Starting with the line that includes "Decode this image", write out every remaining line of the records below exactly as it appears, leaving out any images.
>> BEGIN
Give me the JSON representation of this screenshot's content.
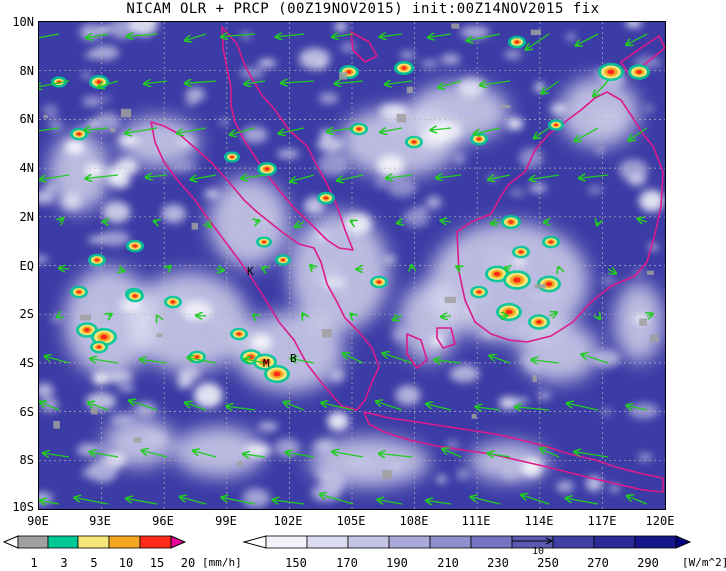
{
  "title": "NICAM OLR + PRCP (00Z19NOV2015) init:00Z14NOV2015 fix",
  "lat_labels": [
    "10N",
    "8N",
    "6N",
    "4N",
    "2N",
    "EQ",
    "2S",
    "4S",
    "6S",
    "8S",
    "10S"
  ],
  "lon_labels": [
    "90E",
    "93E",
    "96E",
    "99E",
    "102E",
    "105E",
    "108E",
    "111E",
    "114E",
    "117E",
    "120E"
  ],
  "place_markers": [
    "K",
    "M",
    "B"
  ],
  "precip_colorbar": {
    "labels": [
      "1",
      "3",
      "5",
      "10",
      "15",
      "20"
    ],
    "unit": "[mm/h]",
    "colors": [
      "#ffffff",
      "#a0a0a0",
      "#00c896",
      "#f5e67a",
      "#f5a623",
      "#ff2a1a",
      "#e8009a"
    ]
  },
  "olr_colorbar": {
    "labels": [
      "150",
      "170",
      "190",
      "210",
      "230",
      "250",
      "270",
      "290"
    ],
    "unit": "[W/m^2]",
    "vector_ref_label": "10",
    "colors": [
      "#ffffff",
      "#f2f2fa",
      "#dcdcf0",
      "#c4c4e6",
      "#a9a9da",
      "#8f8fcd",
      "#7474c0",
      "#5a5ab3",
      "#3f3fa6",
      "#2a2a99",
      "#16168c",
      "#000080"
    ]
  },
  "colors": {
    "background_olr": "#3c3ca6",
    "coastline": "#dd1a8c",
    "wind_vectors": "#22cc22",
    "grid": "#b4b4b4"
  }
}
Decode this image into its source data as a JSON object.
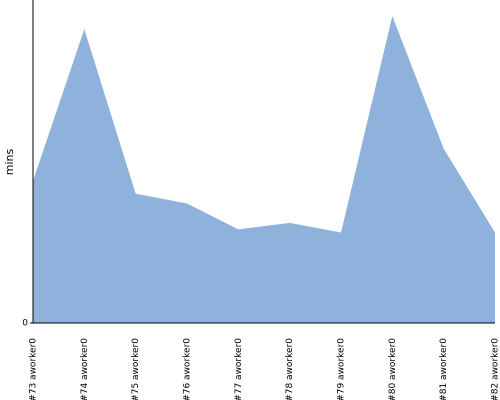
{
  "chart_data": {
    "type": "area",
    "y_label": "mins",
    "categories": [
      "#73 aworker0",
      "#74 aworker0",
      "#75 aworker0",
      "#76 aworker0",
      "#77 aworker0",
      "#78 aworker0",
      "#79 aworker0",
      "#80 aworker0",
      "#81 aworker0",
      "#82 aworker0"
    ],
    "values": [
      44,
      91,
      40,
      37,
      29,
      31,
      28,
      95,
      54,
      28
    ],
    "color": "#8fb2dc",
    "ylim": [
      0,
      100
    ],
    "yticks": [
      0
    ]
  }
}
>> END
**Response to the exercise**
Decode this image into its source data as a JSON object.
{
  "chart_data": {
    "type": "area",
    "y_label": "mins",
    "categories": [
      "#73 aworker0",
      "#74 aworker0",
      "#75 aworker0",
      "#76 aworker0",
      "#77 aworker0",
      "#78 aworker0",
      "#79 aworker0",
      "#80 aworker0",
      "#81 aworker0",
      "#82 aworker0"
    ],
    "values": [
      44,
      91,
      40,
      37,
      29,
      31,
      28,
      95,
      54,
      28
    ],
    "color": "#8fb2dc",
    "ylim": [
      0,
      100
    ],
    "yticks": [
      0
    ]
  }
}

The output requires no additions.